**** SOURCE DATA

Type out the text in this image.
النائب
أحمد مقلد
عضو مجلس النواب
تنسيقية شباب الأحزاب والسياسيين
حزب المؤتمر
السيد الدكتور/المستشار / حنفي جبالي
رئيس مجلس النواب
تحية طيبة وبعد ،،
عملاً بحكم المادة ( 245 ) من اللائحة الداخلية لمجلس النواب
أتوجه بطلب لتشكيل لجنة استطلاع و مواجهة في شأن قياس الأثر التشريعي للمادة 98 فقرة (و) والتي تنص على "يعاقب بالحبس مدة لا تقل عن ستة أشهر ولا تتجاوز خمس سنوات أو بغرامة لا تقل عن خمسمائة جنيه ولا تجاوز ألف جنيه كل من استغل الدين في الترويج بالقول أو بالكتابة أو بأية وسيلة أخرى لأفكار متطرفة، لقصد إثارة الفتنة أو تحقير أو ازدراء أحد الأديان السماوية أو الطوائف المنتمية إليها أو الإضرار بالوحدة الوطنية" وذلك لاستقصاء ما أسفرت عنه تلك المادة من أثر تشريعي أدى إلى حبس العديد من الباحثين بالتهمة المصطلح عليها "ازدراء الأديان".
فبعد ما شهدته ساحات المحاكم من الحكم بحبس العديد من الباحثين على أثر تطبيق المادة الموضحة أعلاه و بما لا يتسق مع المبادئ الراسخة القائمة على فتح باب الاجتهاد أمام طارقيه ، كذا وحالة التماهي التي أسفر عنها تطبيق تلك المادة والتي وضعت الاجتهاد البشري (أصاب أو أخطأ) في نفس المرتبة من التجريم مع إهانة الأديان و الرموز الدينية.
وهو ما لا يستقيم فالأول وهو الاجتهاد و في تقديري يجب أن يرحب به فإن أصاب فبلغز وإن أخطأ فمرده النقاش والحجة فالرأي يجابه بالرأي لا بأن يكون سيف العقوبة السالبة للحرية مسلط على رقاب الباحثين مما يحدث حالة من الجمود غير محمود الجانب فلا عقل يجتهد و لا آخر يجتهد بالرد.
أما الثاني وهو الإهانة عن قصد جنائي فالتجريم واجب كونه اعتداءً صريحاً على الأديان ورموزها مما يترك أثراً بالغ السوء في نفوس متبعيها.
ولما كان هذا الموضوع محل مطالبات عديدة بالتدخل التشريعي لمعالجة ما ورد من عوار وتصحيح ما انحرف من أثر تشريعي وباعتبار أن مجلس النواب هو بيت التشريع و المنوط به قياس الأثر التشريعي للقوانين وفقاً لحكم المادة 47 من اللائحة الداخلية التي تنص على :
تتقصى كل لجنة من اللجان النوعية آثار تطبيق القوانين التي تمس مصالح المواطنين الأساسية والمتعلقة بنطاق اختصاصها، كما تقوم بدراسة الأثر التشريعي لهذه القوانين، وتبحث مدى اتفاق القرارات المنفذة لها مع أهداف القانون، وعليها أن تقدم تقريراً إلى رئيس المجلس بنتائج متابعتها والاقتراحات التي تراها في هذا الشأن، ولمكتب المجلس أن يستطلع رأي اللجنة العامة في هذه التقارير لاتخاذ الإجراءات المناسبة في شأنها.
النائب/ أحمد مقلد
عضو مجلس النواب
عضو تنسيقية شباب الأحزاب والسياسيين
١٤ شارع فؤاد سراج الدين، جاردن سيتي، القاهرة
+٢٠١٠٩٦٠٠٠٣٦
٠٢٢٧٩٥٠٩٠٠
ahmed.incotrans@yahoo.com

********

# TASK:
Check each line of these records for the string "اللائحة" and state only how many lines have it.

# CORRECT OUTPUT:
2